* **Dataset entries**
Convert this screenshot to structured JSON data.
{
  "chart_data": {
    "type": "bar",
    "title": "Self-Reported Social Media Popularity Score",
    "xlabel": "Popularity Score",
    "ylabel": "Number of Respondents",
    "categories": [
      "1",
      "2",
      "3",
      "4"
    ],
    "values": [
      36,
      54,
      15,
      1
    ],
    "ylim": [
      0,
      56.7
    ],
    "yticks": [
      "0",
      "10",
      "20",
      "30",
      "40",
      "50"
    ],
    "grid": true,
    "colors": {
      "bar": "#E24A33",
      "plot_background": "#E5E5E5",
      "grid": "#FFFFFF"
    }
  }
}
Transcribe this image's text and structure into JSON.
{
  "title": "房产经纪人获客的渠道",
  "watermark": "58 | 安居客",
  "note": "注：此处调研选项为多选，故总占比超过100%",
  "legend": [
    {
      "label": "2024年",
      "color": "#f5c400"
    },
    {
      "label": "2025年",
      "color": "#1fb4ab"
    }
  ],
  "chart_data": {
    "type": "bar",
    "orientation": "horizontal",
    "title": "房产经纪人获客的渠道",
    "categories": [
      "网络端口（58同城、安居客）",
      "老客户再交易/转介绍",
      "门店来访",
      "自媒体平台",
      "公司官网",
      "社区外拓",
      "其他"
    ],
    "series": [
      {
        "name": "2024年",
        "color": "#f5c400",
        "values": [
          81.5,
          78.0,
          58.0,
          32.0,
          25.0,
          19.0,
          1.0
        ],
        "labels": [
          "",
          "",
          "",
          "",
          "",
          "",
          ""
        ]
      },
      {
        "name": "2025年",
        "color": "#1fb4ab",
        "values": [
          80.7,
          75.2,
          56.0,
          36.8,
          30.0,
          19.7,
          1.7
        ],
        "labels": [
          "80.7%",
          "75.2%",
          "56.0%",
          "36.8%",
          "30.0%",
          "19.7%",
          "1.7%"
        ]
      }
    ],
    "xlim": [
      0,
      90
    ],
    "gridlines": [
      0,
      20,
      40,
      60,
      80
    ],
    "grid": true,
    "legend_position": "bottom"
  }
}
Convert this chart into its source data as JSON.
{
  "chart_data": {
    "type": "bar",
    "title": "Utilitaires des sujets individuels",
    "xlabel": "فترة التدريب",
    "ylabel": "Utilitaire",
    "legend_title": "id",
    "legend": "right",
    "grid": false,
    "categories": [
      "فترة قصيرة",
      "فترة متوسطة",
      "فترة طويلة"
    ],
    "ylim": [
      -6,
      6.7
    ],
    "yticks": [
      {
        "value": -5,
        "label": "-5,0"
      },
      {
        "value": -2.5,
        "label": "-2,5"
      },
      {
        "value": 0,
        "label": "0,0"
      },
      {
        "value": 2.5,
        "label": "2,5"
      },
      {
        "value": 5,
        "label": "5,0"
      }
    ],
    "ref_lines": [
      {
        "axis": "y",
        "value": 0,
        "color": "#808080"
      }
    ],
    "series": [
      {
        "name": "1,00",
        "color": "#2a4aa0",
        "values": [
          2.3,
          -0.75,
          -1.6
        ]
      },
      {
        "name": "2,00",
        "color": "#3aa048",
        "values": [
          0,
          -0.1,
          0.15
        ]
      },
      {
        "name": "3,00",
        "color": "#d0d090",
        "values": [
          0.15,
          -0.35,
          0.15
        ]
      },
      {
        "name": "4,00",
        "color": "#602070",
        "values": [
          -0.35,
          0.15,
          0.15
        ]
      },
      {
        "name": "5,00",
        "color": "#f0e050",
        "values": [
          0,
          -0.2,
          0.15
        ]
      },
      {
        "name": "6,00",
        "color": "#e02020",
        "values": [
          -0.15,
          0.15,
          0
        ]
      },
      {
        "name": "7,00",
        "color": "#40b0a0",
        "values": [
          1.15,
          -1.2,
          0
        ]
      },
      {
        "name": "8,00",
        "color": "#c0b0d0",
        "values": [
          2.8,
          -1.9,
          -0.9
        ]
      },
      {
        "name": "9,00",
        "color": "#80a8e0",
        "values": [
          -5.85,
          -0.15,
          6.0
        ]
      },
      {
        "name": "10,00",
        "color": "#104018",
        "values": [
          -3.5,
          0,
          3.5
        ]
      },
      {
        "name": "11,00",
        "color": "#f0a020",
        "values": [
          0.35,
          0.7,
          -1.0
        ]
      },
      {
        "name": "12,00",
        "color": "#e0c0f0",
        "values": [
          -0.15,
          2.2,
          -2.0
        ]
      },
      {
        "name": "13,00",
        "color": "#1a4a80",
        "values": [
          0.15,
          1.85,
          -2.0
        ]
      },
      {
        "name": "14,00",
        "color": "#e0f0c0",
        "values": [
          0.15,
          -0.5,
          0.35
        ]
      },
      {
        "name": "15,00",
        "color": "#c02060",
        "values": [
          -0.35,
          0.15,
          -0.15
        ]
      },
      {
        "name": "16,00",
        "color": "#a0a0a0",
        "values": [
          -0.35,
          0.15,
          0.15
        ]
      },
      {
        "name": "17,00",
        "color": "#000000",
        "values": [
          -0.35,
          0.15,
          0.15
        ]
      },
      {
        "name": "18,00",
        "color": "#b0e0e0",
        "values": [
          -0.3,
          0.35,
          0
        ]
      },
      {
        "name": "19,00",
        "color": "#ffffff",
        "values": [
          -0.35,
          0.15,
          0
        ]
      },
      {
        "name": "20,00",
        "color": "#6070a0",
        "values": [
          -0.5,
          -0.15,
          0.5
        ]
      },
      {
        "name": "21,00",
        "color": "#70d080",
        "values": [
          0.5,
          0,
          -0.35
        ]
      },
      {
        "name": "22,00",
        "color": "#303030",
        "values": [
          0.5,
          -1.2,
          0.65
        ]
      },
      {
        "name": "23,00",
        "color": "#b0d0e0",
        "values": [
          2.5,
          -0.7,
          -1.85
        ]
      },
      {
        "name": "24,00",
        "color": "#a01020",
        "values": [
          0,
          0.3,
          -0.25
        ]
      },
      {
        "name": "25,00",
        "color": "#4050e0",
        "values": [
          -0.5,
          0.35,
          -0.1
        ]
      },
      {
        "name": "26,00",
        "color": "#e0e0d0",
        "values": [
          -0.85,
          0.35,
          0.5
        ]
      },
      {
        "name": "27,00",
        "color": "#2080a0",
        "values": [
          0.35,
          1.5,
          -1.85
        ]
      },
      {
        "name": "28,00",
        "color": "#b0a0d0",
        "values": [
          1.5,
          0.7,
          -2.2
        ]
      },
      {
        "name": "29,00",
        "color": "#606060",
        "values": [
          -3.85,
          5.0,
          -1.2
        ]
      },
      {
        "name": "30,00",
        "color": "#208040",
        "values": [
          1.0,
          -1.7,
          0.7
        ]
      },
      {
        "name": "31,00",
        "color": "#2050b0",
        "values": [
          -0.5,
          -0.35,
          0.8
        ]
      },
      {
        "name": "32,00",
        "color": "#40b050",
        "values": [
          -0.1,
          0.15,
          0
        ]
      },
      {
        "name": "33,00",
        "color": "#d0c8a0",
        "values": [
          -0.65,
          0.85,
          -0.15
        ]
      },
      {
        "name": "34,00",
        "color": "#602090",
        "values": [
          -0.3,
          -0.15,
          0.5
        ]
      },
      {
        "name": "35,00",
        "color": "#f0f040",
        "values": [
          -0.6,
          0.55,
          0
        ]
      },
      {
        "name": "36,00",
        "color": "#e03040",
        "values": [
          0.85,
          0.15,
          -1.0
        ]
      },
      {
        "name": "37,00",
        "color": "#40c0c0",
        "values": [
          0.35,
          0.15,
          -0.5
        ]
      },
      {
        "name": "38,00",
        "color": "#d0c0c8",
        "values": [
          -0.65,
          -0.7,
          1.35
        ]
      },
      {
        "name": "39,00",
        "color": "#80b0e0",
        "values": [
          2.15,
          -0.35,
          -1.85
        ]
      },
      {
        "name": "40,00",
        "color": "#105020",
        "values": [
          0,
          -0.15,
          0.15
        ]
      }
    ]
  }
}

* **Task to complete**
Gather every line from the entries above where the word "Convert" appears, and copy them.

* **Answer to this exercise**
Convert this screenshot to structured JSON data.
Convert this chart into its source data as JSON.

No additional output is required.